* [WORK INSTRUCTIONS]: Reproduce every line of the entries below word for word, leaving out the pictures.

* [PROVIDED ENTRIES]:

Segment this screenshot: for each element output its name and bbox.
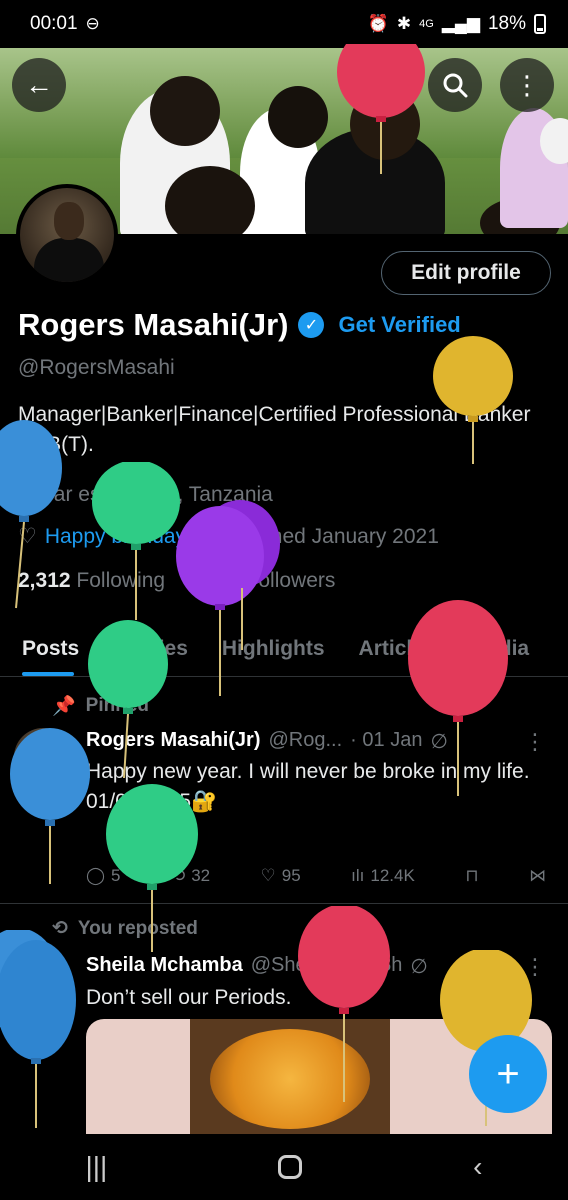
post-more-icon[interactable]: ⋮ bbox=[524, 954, 546, 980]
status-time: 00:01 bbox=[30, 13, 78, 34]
post-text: Happy new year. I will never be broke in… bbox=[86, 760, 530, 813]
plus-icon: + bbox=[496, 1051, 520, 1096]
more-vertical-icon: ⋮ bbox=[514, 70, 540, 100]
post-avatar[interactable] bbox=[14, 728, 72, 786]
repost-icon: ⟲ bbox=[170, 866, 186, 885]
post-header: Rogers Masahi(Jr) @Rog... · 01 Jan ∅ bbox=[86, 729, 526, 754]
repost-button[interactable]: ⟲ 32 bbox=[171, 866, 210, 886]
back-nav-icon[interactable]: ‹ bbox=[473, 1151, 482, 1183]
get-verified-link[interactable]: Get Verified bbox=[338, 312, 460, 338]
signal-icon: ▂▄▆ bbox=[441, 14, 480, 33]
profile-handle: @RogersMasahi bbox=[18, 356, 175, 379]
post-author-handle: @SheilaM... bbox=[250, 954, 360, 976]
alarm-icon: ⏰ bbox=[367, 14, 389, 33]
post-divider bbox=[0, 903, 568, 904]
post-header: Sheila Mchamba @SheilaM... · 8h ∅ bbox=[86, 954, 526, 979]
repost-icon: ⟲ bbox=[52, 918, 68, 939]
battery-icon bbox=[534, 14, 546, 34]
balloon-icon: ♡ bbox=[18, 525, 37, 548]
tab-media[interactable]: Media bbox=[453, 625, 547, 676]
post-author-name[interactable]: Rogers Masahi(Jr) bbox=[86, 729, 261, 754]
system-nav-bar: ||| ‹ bbox=[0, 1134, 568, 1200]
tab-posts[interactable]: Posts bbox=[0, 625, 96, 676]
back-button[interactable]: ← bbox=[12, 58, 66, 112]
home-icon[interactable] bbox=[278, 1155, 303, 1179]
verified-badge-icon: ✓ bbox=[298, 312, 325, 338]
profile-tabs: Posts Replies Highlights Articles Media bbox=[0, 625, 568, 677]
views-button[interactable]: ılı 12.4K bbox=[351, 866, 415, 886]
share-button[interactable]: ⋈ bbox=[529, 866, 546, 886]
pin-icon: 📌 bbox=[52, 696, 76, 717]
grok-icon: ∅ bbox=[410, 956, 428, 978]
post-text: Don’t sell our Periods. bbox=[86, 986, 292, 1009]
recent-apps-icon[interactable]: ||| bbox=[85, 1151, 107, 1183]
repost-context: ⟲ You reposted bbox=[52, 917, 198, 940]
tab-replies[interactable]: Replies bbox=[96, 625, 205, 676]
profile-location: ⌾ Dar es Salaam, Tanzania bbox=[18, 483, 273, 507]
profile-dates: ♡ Happy birthday ▦ Joined January 2021 bbox=[18, 524, 439, 549]
followers-link[interactable]: 9,157 Followers bbox=[187, 569, 335, 593]
post-avatar[interactable] bbox=[14, 952, 72, 1010]
heart-icon: ♡ bbox=[260, 866, 276, 885]
search-button[interactable] bbox=[428, 58, 482, 112]
bookmark-button[interactable]: ⊓ bbox=[465, 866, 478, 886]
search-icon bbox=[443, 73, 468, 98]
location-text: Dar es Salaam, Tanzania bbox=[38, 483, 273, 506]
post-time: · 01 Jan bbox=[350, 729, 423, 751]
grok-icon: ∅ bbox=[430, 731, 448, 753]
like-button[interactable]: ♡ 95 bbox=[261, 866, 301, 886]
arrow-left-icon: ← bbox=[25, 69, 53, 100]
tab-articles[interactable]: Articles bbox=[342, 625, 453, 676]
tab-highlights[interactable]: Highlights bbox=[205, 625, 342, 676]
reply-icon: ◯ bbox=[86, 866, 106, 885]
pinned-label: 📌 Pinned bbox=[52, 695, 150, 717]
compose-button[interactable]: + bbox=[469, 1035, 547, 1113]
profile-avatar[interactable] bbox=[16, 184, 118, 286]
views-icon: ılı bbox=[351, 866, 365, 885]
do-not-disturb-icon: ⊖ bbox=[85, 14, 100, 33]
profile-name: Rogers Masahi(Jr) bbox=[18, 307, 289, 342]
follow-stats: 2,312 Following 9,157 Followers bbox=[18, 569, 335, 593]
post-actions: ◯ 5 ⟲ 32 ♡ 95 ılı 12.4K ⊓ ⋈ bbox=[86, 866, 546, 886]
network-type: 4G bbox=[419, 18, 434, 30]
calendar-icon: ▦ bbox=[216, 525, 236, 548]
post-author-handle: @Rog... bbox=[268, 729, 343, 751]
location-pin-icon: ⌾ bbox=[18, 483, 31, 506]
post-time: · 8h bbox=[367, 954, 403, 976]
more-button[interactable]: ⋮ bbox=[500, 58, 554, 112]
profile-bio: Manager|Banker|Finance|Certified Profess… bbox=[18, 403, 531, 456]
joined-date: Joined January 2021 bbox=[243, 524, 439, 548]
edit-profile-button[interactable]: Edit profile bbox=[381, 251, 551, 295]
reply-button[interactable]: ◯ 5 bbox=[86, 866, 121, 886]
post-more-icon[interactable]: ⋮ bbox=[524, 729, 546, 755]
status-bar: 00:01 ⊖ ⏰ ✱ 4G ▂▄▆ 18% bbox=[0, 0, 568, 48]
profile-name-row: Rogers Masahi(Jr) ✓ Get Verified bbox=[18, 307, 461, 343]
share-icon: ⋈ bbox=[528, 866, 546, 885]
bluetooth-icon: ✱ bbox=[396, 14, 412, 33]
following-link[interactable]: 2,312 Following bbox=[18, 569, 165, 593]
post-author-name[interactable]: Sheila Mchamba bbox=[86, 954, 243, 979]
bookmark-icon: ⊓ bbox=[465, 866, 479, 885]
battery-percent: 18% bbox=[487, 13, 526, 34]
birthday-link[interactable]: Happy birthday bbox=[45, 525, 186, 549]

* [SOLUTION TO THIS TASK]:
Segment this screenshot: for each element output its name and bbox.
post-more-icon[interactable]: ⋮ bbox=[524, 954, 546, 980]
status-time: 00:01 bbox=[30, 13, 78, 34]
post-text: Happy new year. I will never be broke in… bbox=[86, 760, 530, 813]
plus-icon: + bbox=[496, 1051, 520, 1096]
more-vertical-icon: ⋮ bbox=[514, 70, 540, 100]
post-avatar[interactable] bbox=[14, 728, 72, 786]
repost-icon: ⟲ bbox=[170, 866, 186, 885]
post-header: Rogers Masahi(Jr) @Rog... · 01 Jan ∅ bbox=[86, 729, 526, 754]
repost-button[interactable]: ⟲ 32 bbox=[171, 866, 210, 886]
back-nav-icon[interactable]: ‹ bbox=[473, 1151, 482, 1183]
get-verified-link[interactable]: Get Verified bbox=[338, 312, 460, 338]
signal-icon: ▂▄▆ bbox=[441, 14, 480, 33]
profile-handle: @RogersMasahi bbox=[18, 356, 175, 379]
post-author-handle: @SheilaM... bbox=[250, 954, 360, 976]
alarm-icon: ⏰ bbox=[367, 14, 389, 33]
post-divider bbox=[0, 903, 568, 904]
post-header: Sheila Mchamba @SheilaM... · 8h ∅ bbox=[86, 954, 526, 979]
repost-icon: ⟲ bbox=[52, 918, 68, 939]
battery-icon bbox=[534, 14, 546, 34]
balloon-icon: ♡ bbox=[18, 525, 37, 548]
tab-media[interactable]: Media bbox=[453, 625, 547, 676]
post-author-name[interactable]: Rogers Masahi(Jr) bbox=[86, 729, 261, 754]
system-nav-bar: ||| ‹ bbox=[0, 1134, 568, 1200]
tab-posts[interactable]: Posts bbox=[0, 625, 96, 676]
back-button[interactable]: ← bbox=[12, 58, 66, 112]
home-icon[interactable] bbox=[278, 1155, 303, 1179]
verified-badge-icon: ✓ bbox=[298, 312, 325, 338]
profile-tabs: Posts Replies Highlights Articles Media bbox=[0, 625, 568, 677]
views-button[interactable]: ılı 12.4K bbox=[351, 866, 415, 886]
share-button[interactable]: ⋈ bbox=[529, 866, 546, 886]
pin-icon: 📌 bbox=[52, 696, 76, 717]
grok-icon: ∅ bbox=[410, 956, 428, 978]
post-text: Don’t sell our Periods. bbox=[86, 986, 292, 1009]
recent-apps-icon[interactable]: ||| bbox=[85, 1151, 107, 1183]
repost-context: ⟲ You reposted bbox=[52, 917, 198, 940]
tab-replies[interactable]: Replies bbox=[96, 625, 205, 676]
profile-location: ⌾ Dar es Salaam, Tanzania bbox=[18, 483, 273, 507]
profile-dates: ♡ Happy birthday ▦ Joined January 2021 bbox=[18, 524, 439, 549]
followers-link[interactable]: 9,157 Followers bbox=[187, 569, 335, 593]
post-avatar[interactable] bbox=[14, 952, 72, 1010]
heart-icon: ♡ bbox=[260, 866, 276, 885]
search-button[interactable] bbox=[428, 58, 482, 112]
bookmark-button[interactable]: ⊓ bbox=[465, 866, 478, 886]
search-icon bbox=[443, 73, 468, 98]
location-text: Dar es Salaam, Tanzania bbox=[38, 483, 273, 506]
post-time: · 01 Jan bbox=[350, 729, 423, 751]
grok-icon: ∅ bbox=[430, 731, 448, 753]
like-button[interactable]: ♡ 95 bbox=[261, 866, 301, 886]
arrow-left-icon: ← bbox=[25, 69, 53, 100]
tab-articles[interactable]: Articles bbox=[342, 625, 453, 676]
tab-highlights[interactable]: Highlights bbox=[205, 625, 342, 676]
reply-icon: ◯ bbox=[86, 866, 106, 885]
pinned-label: 📌 Pinned bbox=[52, 695, 150, 717]
compose-button[interactable]: + bbox=[469, 1035, 547, 1113]
profile-avatar[interactable] bbox=[16, 184, 118, 286]
views-icon: ılı bbox=[351, 866, 365, 885]
do-not-disturb-icon: ⊖ bbox=[85, 14, 100, 33]
profile-name: Rogers Masahi(Jr) bbox=[18, 307, 289, 342]
follow-stats: 2,312 Following 9,157 Followers bbox=[18, 569, 335, 593]
post-actions: ◯ 5 ⟲ 32 ♡ 95 ılı 12.4K ⊓ ⋈ bbox=[86, 866, 546, 886]
network-type: 4G bbox=[419, 18, 434, 30]
calendar-icon: ▦ bbox=[216, 525, 236, 548]
post-author-handle: @Rog... bbox=[268, 729, 343, 751]
location-pin-icon: ⌾ bbox=[18, 483, 31, 506]
post-time: · 8h bbox=[367, 954, 403, 976]
more-button[interactable]: ⋮ bbox=[500, 58, 554, 112]
profile-bio: Manager|Banker|Finance|Certified Profess… bbox=[18, 403, 531, 456]
joined-date: Joined January 2021 bbox=[243, 524, 439, 548]
edit-profile-button[interactable]: Edit profile bbox=[381, 251, 551, 295]
reply-button[interactable]: ◯ 5 bbox=[86, 866, 121, 886]
post-more-icon[interactable]: ⋮ bbox=[524, 729, 546, 755]
status-bar: 00:01 ⊖ ⏰ ✱ 4G ▂▄▆ 18% bbox=[0, 0, 568, 48]
profile-name-row: Rogers Masahi(Jr) ✓ Get Verified bbox=[18, 307, 461, 343]
share-icon: ⋈ bbox=[528, 866, 546, 885]
bluetooth-icon: ✱ bbox=[396, 14, 412, 33]
following-link[interactable]: 2,312 Following bbox=[18, 569, 165, 593]
post-author-name[interactable]: Sheila Mchamba bbox=[86, 954, 243, 979]
bookmark-icon: ⊓ bbox=[465, 866, 479, 885]
battery-percent: 18% bbox=[487, 13, 526, 34]
birthday-link[interactable]: Happy birthday bbox=[45, 525, 186, 549]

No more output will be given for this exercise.